◆ **GOAL**
Give an exact transcription of every line, dropping the images.

-- start --

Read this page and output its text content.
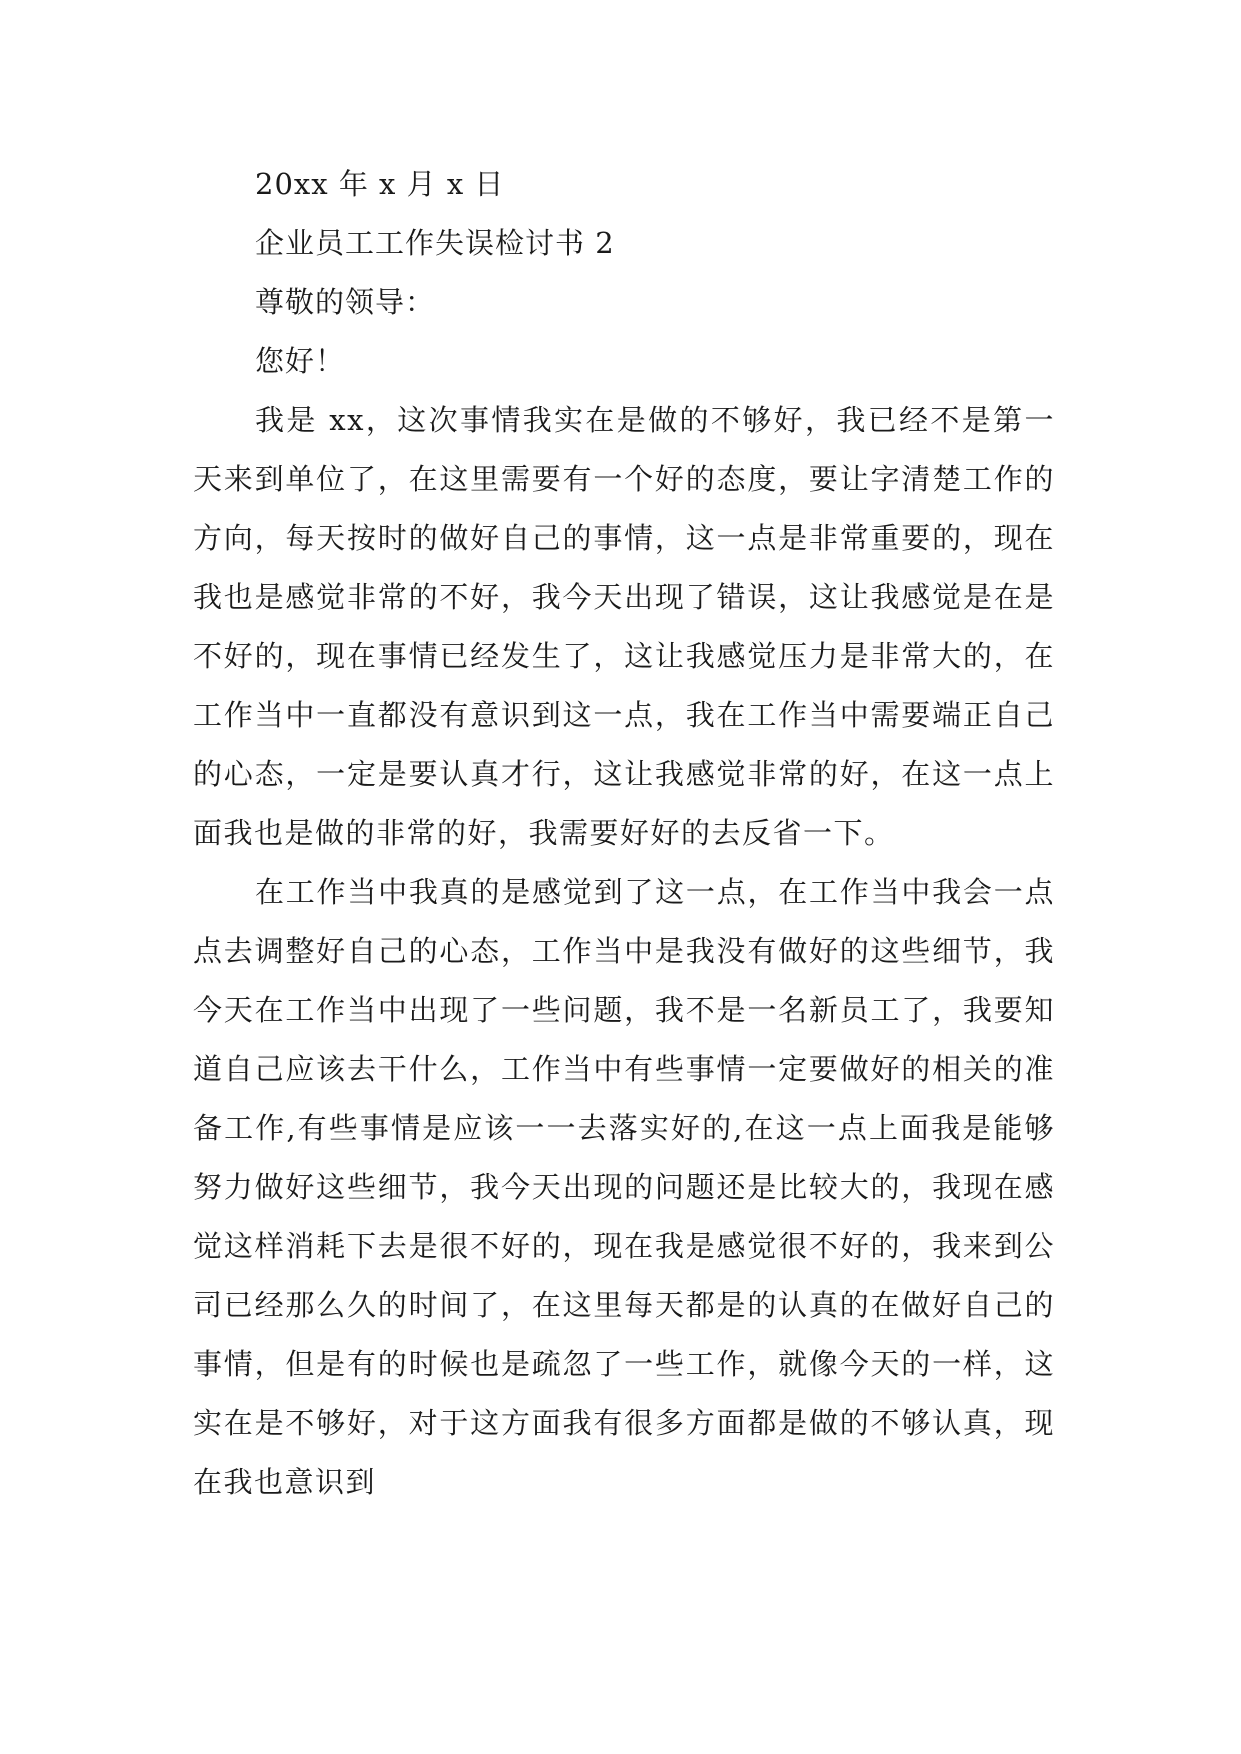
20xx 年 x 月 x 日

企业员工工作失误检讨书 2

尊敬的领导：

您好！

我是 xx，这次事情我实在是做的不够好，我已经不是第一天来到单位了，在这里需要有一个好的态度，要让字清楚工作的方向，每天按时的做好自己的事情，这一点是非常重要的，现在我也是感觉非常的不好，我今天出现了错误，这让我感觉是在是不好的，现在事情已经发生了，这让我感觉压力是非常大的，在工作当中一直都没有意识到这一点，我在工作当中需要端正自己的心态，一定是要认真才行，这让我感觉非常的好，在这一点上面我也是做的非常的好，我需要好好的去反省一下。

在工作当中我真的是感觉到了这一点，在工作当中我会一点点去调整好自己的心态，工作当中是我没有做好的这些细节，我今天在工作当中出现了一些问题，我不是一名新员工了，我要知道自己应该去干什么，工作当中有些事情一定要做好的相关的准备工作,有些事情是应该一一去落实好的,在这一点上面我是能够努力做好这些细节，我今天出现的问题还是比较大的，我现在感觉这样消耗下去是很不好的，现在我是感觉很不好的，我来到公司已经那么久的时间了，在这里每天都是的认真的在做好自己的事情，但是有的时候也是疏忽了一些工作，就像今天的一样，这实在是不够好，对于这方面我有很多方面都是做的不够认真，现在我也意识到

-- end --

◆ **OUTPUT**
Read this page and output its text content.
20xx 年 x 月 x 日

企业员工工作失误检讨书 2

尊敬的领导：

您好！

我是 xx，这次事情我实在是做的不够好，我已经不是第一天来到单位了，在这里需要有一个好的态度，要让字清楚工作的方向，每天按时的做好自己的事情，这一点是非常重要的，现在我也是感觉非常的不好，我今天出现了错误，这让我感觉是在是不好的，现在事情已经发生了，这让我感觉压力是非常大的，在工作当中一直都没有意识到这一点，我在工作当中需要端正自己的心态，一定是要认真才行，这让我感觉非常的好，在这一点上面我也是做的非常的好，我需要好好的去反省一下。

在工作当中我真的是感觉到了这一点，在工作当中我会一点点去调整好自己的心态，工作当中是我没有做好的这些细节，我今天在工作当中出现了一些问题，我不是一名新员工了，我要知道自己应该去干什么，工作当中有些事情一定要做好的相关的准备工作,有些事情是应该一一去落实好的,在这一点上面我是能够努力做好这些细节，我今天出现的问题还是比较大的，我现在感觉这样消耗下去是很不好的，现在我是感觉很不好的，我来到公司已经那么久的时间了，在这里每天都是的认真的在做好自己的事情，但是有的时候也是疏忽了一些工作，就像今天的一样，这实在是不够好，对于这方面我有很多方面都是做的不够认真，现在我也意识到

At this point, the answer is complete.